DATA FOR THIS TASK =>

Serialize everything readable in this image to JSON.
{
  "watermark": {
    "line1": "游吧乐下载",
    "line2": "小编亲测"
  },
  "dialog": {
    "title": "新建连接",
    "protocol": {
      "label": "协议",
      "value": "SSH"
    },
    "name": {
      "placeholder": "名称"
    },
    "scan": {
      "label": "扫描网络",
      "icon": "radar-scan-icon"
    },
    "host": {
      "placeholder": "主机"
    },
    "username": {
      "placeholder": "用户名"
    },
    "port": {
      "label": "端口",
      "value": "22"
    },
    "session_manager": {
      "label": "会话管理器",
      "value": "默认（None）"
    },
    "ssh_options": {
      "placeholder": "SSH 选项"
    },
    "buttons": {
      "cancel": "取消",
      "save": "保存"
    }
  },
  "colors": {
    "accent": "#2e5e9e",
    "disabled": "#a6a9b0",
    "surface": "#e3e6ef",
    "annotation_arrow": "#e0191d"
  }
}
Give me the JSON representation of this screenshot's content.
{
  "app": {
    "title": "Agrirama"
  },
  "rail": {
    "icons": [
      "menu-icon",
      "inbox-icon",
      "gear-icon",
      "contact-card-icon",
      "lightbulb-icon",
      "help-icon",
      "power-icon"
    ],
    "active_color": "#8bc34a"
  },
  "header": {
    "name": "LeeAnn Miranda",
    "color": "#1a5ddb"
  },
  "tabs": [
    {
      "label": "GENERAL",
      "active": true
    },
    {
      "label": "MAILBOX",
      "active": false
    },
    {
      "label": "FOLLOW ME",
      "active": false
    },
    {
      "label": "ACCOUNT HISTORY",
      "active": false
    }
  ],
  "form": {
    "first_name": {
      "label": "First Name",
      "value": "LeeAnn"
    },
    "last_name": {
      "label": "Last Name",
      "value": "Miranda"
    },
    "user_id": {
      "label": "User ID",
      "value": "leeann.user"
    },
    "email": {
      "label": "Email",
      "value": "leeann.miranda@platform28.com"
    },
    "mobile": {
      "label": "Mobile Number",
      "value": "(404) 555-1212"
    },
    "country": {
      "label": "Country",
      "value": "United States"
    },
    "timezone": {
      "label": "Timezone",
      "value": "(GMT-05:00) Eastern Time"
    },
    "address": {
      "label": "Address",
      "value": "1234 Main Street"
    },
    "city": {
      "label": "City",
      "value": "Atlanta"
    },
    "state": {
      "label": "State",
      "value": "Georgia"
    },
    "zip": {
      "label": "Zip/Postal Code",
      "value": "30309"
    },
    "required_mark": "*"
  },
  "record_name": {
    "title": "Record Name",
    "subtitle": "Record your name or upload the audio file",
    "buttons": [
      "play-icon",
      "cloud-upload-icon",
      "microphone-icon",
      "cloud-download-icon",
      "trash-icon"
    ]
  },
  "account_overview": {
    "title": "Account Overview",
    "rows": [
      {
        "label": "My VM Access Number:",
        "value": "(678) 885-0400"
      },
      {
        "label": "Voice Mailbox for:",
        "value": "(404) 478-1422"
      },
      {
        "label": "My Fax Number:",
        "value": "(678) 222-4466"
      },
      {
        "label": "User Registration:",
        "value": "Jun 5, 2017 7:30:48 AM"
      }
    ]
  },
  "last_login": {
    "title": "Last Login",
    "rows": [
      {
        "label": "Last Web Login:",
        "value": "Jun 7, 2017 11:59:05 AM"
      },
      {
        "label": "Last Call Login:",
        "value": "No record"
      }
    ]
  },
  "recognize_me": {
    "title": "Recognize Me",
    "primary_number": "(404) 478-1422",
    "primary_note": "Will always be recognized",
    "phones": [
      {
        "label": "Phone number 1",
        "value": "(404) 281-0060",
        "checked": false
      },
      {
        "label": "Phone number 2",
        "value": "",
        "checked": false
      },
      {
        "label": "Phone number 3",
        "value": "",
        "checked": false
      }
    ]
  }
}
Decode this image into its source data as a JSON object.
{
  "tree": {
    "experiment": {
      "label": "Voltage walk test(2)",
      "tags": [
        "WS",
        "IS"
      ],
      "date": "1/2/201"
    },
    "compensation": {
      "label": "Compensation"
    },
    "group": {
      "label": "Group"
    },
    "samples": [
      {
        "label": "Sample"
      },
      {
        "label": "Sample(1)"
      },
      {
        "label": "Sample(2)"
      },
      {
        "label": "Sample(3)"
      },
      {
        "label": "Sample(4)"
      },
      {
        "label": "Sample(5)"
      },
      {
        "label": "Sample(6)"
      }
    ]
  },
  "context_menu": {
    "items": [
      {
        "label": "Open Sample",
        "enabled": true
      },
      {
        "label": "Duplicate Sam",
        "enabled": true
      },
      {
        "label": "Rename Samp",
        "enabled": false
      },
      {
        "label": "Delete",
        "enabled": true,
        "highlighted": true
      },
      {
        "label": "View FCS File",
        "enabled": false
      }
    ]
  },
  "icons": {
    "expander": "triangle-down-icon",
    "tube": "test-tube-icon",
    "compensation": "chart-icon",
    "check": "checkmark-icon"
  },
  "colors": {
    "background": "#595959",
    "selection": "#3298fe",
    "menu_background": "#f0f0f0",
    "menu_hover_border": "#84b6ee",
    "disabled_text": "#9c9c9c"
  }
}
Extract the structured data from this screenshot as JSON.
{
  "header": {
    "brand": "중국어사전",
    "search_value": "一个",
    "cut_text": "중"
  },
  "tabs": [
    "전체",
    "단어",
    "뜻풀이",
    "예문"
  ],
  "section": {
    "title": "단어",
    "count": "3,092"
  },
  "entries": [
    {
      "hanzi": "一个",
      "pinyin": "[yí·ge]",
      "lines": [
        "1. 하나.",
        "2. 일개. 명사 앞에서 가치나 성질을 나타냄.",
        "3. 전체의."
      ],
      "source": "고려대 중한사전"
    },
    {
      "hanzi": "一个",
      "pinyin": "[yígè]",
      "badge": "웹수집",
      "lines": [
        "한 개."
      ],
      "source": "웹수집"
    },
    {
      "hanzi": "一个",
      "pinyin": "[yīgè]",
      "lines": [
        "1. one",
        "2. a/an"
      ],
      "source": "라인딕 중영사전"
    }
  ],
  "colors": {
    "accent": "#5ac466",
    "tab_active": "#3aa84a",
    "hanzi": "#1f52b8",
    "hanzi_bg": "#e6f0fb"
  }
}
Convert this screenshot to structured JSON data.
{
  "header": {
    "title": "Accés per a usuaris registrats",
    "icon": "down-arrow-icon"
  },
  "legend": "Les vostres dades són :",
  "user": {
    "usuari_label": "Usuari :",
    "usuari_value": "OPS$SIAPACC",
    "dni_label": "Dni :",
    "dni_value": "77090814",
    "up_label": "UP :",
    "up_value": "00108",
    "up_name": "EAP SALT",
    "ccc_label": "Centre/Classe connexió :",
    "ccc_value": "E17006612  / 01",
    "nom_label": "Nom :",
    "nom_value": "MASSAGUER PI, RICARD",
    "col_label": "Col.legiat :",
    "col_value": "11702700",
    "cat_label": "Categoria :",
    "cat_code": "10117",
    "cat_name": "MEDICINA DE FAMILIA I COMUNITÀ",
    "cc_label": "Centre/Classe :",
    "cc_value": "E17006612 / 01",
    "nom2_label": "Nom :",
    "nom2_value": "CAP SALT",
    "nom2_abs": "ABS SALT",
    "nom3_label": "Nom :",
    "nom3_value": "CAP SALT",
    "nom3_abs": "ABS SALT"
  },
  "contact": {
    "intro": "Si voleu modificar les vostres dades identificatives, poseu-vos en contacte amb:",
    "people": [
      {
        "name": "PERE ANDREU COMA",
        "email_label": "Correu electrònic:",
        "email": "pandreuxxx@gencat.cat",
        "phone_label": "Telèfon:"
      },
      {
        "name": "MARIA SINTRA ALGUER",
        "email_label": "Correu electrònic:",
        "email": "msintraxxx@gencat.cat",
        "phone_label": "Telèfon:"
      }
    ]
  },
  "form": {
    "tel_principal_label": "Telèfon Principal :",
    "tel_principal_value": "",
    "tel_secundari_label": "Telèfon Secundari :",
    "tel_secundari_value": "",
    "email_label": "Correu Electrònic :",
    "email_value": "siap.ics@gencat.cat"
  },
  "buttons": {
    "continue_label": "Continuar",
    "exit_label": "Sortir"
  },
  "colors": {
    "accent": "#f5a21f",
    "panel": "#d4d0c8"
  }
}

WHAT IS NEEDED => Within the listing above, work out how many lines contain the string "cloud", and reply with that number only.

OUTPUT OF THE EXERCISE => 2